**What the task asks**:
Copy all lines holding the word "борьбы" from the entries.

**Data for this task**:

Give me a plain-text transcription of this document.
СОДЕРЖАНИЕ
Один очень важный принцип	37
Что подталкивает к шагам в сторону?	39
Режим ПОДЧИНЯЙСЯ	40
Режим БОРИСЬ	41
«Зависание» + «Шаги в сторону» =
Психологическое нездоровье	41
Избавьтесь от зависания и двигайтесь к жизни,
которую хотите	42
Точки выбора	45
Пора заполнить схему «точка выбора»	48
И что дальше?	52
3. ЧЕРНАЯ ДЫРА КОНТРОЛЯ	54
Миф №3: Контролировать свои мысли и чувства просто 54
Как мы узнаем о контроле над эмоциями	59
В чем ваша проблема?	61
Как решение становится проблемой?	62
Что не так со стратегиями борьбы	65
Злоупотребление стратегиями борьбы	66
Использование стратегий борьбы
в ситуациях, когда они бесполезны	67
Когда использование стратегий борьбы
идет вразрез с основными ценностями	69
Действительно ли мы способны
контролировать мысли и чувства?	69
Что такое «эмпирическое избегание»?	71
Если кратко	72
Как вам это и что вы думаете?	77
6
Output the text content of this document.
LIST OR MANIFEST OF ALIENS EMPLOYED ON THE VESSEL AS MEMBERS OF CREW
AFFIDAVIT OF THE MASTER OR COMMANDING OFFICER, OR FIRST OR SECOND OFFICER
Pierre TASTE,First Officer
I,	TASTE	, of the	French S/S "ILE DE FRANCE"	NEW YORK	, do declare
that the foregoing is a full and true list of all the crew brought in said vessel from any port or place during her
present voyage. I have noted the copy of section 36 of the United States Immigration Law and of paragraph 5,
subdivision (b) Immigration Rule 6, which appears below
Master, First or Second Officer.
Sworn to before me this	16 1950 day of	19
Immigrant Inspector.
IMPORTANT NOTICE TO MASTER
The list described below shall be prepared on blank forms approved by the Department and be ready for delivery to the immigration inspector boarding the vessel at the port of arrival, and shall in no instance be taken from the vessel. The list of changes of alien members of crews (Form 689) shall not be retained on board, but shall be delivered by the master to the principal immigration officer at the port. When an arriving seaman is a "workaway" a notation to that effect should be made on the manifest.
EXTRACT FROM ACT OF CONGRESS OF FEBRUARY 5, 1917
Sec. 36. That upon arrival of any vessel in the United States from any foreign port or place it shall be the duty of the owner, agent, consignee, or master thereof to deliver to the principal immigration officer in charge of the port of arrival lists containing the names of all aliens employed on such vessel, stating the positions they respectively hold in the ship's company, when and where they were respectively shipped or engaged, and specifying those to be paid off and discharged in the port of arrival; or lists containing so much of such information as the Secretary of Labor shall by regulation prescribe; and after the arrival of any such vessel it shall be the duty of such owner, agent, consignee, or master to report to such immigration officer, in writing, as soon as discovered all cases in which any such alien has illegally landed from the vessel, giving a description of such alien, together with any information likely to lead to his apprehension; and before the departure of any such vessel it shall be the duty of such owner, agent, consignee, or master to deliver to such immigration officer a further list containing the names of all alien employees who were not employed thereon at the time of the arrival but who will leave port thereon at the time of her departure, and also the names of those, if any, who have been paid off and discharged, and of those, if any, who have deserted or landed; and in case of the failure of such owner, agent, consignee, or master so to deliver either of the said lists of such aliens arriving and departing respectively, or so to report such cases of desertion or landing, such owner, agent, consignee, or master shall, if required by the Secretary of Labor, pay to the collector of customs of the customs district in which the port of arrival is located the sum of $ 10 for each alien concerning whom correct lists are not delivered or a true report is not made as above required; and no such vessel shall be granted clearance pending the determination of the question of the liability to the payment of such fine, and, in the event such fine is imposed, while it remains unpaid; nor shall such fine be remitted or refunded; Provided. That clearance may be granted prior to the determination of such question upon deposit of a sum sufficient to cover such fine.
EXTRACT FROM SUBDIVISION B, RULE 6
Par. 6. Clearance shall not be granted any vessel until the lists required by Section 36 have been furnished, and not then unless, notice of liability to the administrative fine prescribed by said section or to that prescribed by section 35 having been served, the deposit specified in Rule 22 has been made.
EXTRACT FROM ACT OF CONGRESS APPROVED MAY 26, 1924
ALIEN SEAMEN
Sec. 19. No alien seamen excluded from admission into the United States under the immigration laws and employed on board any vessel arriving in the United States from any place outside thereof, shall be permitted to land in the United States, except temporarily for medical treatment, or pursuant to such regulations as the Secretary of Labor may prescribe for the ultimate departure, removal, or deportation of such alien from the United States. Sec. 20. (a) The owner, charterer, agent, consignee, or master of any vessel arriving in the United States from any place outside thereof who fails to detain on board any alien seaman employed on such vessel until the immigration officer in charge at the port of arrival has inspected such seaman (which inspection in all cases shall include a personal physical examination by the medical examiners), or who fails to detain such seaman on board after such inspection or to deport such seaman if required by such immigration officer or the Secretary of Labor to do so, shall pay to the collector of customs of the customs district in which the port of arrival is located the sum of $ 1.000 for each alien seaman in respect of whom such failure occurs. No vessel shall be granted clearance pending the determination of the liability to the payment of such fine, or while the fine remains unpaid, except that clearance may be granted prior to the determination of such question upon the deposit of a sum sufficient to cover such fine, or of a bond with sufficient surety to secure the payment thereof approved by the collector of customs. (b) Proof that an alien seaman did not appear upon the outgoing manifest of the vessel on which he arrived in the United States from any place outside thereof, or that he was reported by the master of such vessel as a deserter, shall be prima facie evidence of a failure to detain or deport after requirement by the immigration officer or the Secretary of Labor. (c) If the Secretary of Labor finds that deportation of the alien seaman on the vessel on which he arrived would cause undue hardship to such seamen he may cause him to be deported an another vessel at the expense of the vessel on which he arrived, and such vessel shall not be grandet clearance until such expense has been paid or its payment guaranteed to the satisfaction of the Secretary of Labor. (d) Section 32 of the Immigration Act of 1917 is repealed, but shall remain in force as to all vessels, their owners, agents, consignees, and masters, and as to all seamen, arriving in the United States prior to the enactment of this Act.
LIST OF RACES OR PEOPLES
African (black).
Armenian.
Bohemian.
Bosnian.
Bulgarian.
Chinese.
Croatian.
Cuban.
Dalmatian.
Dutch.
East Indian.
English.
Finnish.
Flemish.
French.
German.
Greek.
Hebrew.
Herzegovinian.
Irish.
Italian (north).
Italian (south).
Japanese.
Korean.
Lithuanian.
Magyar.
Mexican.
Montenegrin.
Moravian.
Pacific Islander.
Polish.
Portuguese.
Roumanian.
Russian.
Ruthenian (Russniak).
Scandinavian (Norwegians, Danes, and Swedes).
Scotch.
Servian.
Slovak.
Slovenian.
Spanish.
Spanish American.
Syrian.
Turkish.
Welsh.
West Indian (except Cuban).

**Finished answer**:
Что не так со стратегиями борьбы	65
Злоупотребление стратегиями борьбы	66
Использование стратегий борьбы
Когда использование стратегий борьбы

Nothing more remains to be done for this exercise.